*Extrait du texte:*
■ ■ ■ ■
20 novembre 2017, par Jean-Louis Cathala

La Parabole des talents, au chapitre 25 de Matthieu, ne me plaît pas beaucoup ! On l’utilise pour cautionner les placements qui offrent un surplus à ceux qui ont déjà beaucoup ; cette lecture ne respecte pas le genre littéraire de la parabole, qui parle de quelque chose pour évoquer autre chose}}}, et elle est indécente eu égard aux ravages provoqués par la spéculation financière. Plus profondément, ce récit semble justifier la religion d’un Maître qui exige le rendement et que nous devrions satisfaire ! Il nous présente un Christ qui reviendra comme une menace afin de « régler ses comptes » avec nous (verset 19) et non pour être notre libération et notre joie. C’est ça, l’Évangile ?

Et puis, la conclusion est apparemment scandaleuse :« A tout homme qui a, l’on donnera et il aura du surplus ; mais a celui qui n’a pas, on enlèvera même ce qu’il a » (verset 29). En entendant cela, nous réagissons ; avec raison. Ce verset se fait l’écho du mystère de la souffrance : par exemple, des populations touchées par une catastrophe qui les dépouille du peu qu’il restait ; voyez en Haïti : l’ouragan après le tremblement de terre et le tremblement de terre après la misère !

Ce qui rend cette parole audible malgré tout, c’est un travail de lecture et d’interprétation : Nous retrouvons ce verset 29 presque mot pour mot au chapitre 13 de ce premier évangile avec une note de la Bible de Jérusalem que je vous lis : « Pour les âmes bien disposées, on ajoutera à l’acquis de l’ancienne Alliance le perfectionnement de la nouvelle ; aux âmes mal disposées, on ôtera même ce qu’elles ont ». Qu’est-ce à dire ? En fait, la rédaction définitive de Matthieu se situe à une époque de clarification violente entre une petite minorité de juifs disciples de Jésus et leurs frères de la synagogue. Dans ce contexte polémique, la promesse offerte aux serviteurs bons et fidèles de notre parabole, c’est d’entrer dans la joie d’un Festin messianique duquel seront exclus les « fils du Royaume » qui n’auront pas cru au Christ (chapitre 25, v. 21 ; chapitre 8, v. 11 et 12. comparer : 25,30 et 8,12 !). Et pour digérer le douloureux mystère de ce refus majoritaire du Seigneur par son peuple, les paraboles sont relues par ses disciples comme des épreuves de vérité.
■ ■ ■ ■
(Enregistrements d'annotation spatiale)
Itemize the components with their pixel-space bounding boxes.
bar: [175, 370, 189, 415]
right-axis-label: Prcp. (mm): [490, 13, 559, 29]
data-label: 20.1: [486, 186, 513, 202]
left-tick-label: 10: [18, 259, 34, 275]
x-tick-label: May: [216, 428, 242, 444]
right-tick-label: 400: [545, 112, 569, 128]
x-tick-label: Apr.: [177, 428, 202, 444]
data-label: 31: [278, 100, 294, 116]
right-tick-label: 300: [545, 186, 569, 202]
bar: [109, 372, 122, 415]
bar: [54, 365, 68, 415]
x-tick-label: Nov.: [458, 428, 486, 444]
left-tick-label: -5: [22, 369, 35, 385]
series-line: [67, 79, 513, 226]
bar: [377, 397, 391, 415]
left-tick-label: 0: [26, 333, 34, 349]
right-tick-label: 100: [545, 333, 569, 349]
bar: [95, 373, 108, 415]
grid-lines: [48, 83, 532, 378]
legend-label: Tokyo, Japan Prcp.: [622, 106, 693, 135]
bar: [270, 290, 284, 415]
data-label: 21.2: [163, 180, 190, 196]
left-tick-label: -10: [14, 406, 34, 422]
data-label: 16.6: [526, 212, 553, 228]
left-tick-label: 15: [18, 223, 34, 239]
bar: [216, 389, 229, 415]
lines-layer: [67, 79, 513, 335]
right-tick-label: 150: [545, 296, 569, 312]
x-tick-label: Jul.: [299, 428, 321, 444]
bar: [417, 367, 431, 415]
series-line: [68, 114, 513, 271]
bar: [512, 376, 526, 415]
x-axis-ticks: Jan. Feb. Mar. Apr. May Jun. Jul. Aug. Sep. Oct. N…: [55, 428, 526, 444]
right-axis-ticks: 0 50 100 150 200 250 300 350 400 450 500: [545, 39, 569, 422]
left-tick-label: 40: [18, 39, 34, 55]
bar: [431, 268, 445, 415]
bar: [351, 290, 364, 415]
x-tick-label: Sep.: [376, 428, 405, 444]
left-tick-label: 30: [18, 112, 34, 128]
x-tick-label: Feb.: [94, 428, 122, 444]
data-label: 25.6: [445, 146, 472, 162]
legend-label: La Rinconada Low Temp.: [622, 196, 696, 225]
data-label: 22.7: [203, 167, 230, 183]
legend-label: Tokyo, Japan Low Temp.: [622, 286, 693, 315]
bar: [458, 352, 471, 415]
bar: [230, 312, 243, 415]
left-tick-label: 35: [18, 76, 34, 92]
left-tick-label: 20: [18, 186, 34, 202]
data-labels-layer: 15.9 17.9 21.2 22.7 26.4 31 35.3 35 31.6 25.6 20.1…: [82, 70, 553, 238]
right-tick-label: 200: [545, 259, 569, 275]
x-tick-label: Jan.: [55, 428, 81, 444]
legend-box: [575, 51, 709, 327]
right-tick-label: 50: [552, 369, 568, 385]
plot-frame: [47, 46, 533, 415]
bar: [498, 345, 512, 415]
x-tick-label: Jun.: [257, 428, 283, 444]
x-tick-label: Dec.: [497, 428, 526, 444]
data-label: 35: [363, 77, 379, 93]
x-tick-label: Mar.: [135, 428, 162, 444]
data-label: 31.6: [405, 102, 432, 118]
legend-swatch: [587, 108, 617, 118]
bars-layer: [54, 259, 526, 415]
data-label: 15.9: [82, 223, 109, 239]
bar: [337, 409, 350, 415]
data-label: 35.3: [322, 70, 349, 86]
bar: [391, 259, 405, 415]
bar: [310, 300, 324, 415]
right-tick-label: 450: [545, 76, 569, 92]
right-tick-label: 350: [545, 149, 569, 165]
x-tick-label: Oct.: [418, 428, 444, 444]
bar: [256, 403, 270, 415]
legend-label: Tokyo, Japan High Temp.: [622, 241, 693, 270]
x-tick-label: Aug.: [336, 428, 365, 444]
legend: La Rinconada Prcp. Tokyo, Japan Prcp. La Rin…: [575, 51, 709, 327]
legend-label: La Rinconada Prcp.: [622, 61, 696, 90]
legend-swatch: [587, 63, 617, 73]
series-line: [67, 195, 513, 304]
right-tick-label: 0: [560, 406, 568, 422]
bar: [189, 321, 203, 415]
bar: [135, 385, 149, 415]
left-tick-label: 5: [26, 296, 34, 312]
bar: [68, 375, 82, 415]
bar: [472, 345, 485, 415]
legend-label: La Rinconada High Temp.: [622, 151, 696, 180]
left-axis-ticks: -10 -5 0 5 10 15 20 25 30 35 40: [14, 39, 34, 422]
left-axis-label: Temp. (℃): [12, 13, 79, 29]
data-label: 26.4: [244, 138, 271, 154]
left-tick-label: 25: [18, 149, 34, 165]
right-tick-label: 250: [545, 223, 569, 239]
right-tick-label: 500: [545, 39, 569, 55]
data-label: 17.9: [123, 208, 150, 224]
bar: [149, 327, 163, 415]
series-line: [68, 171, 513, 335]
■ ■ ■ ■
*Consigne 1:* Dans la liste, remplacez « right-tick-label » par « graduation-droite » sur le passage qui va du début jusqu'à la ligne contenant « bar: [216, 389, 229, 415] », cette ligne incluse. Ne changez rien d'autre et ne redonnez que ces lignes.
*Consigne 2:* Poursuivez le texte sur la parabole des talents après sa dernière phrase.

*Réponse rédigée 1:*
Itemize the components with their pixel-space bounding boxes.
bar: [175, 370, 189, 415]
right-axis-label: Prcp. (mm): [490, 13, 559, 29]
data-label: 20.1: [486, 186, 513, 202]
left-tick-label: 10: [18, 259, 34, 275]
x-tick-label: May: [216, 428, 242, 444]
graduation-droite: 400: [545, 112, 569, 128]
x-tick-label: Apr.: [177, 428, 202, 444]
data-label: 31: [278, 100, 294, 116]
graduation-droite: 300: [545, 186, 569, 202]
bar: [109, 372, 122, 415]
bar: [54, 365, 68, 415]
x-tick-label: Nov.: [458, 428, 486, 444]
left-tick-label: -5: [22, 369, 35, 385]
series-line: [67, 79, 513, 226]
bar: [377, 397, 391, 415]
left-tick-label: 0: [26, 333, 34, 349]
graduation-droite: 100: [545, 333, 569, 349]
bar: [95, 373, 108, 415]
grid-lines: [48, 83, 532, 378]
legend-label: Tokyo, Japan Prcp.: [622, 106, 693, 135]
bar: [270, 290, 284, 415]
data-label: 21.2: [163, 180, 190, 196]
left-tick-label: -10: [14, 406, 34, 422]
data-label: 16.6: [526, 212, 553, 228]
left-tick-label: 15: [18, 223, 34, 239]
bar: [216, 389, 229, 415]

*Réponse rédigée 2:*
Je lis plusieurs versets du chapitre 13 : Les disciples s’approchant lui dirent : « Pourquoi leur parles-tu en paraboles ? » - « C’est que, répondit-il, à vous il a été donné de connaître les mystères du Royaume des Cieux, tandis qu’à ces gens-là (les juifs qui n’ont pas cru au Christ), cela n’a pas été donné. Car celui qui a, on lui donnera (on lui donnera de comprendre !) et il aura du surplus, mais celui qui n’a pas, même ce qu’il a lui sera enlevé. C’est pour cela que je leur parle en paraboles (verset 10 à 13 ).

Et plus loin, ce chapitre 13 cite le Prophète Isaïe : ceux qui ont accueilli jadis la parole du prophète sont désormais « heureux » de voir et d’entendre davantage dans le Christ (verset 16). Il reçoivent ainsi du surplus ! En revanche, ceux dont l’esprit était déjà épaissi (verset 15) s’enfoncent dans leur aveuglement : Il leur est ainsi enlevé même ce qu’ils avaient}}} ! Le détour par le chapitre 13 nous permet de donner à ce verset douloureux de notre Parabole des Talents un sens bien précis qui apaise un scandale apparent. Si vous n’avez pas compris, venez me gronder ! En tout cas, une chose est à retenir : notre Dieu n’est pas injuste.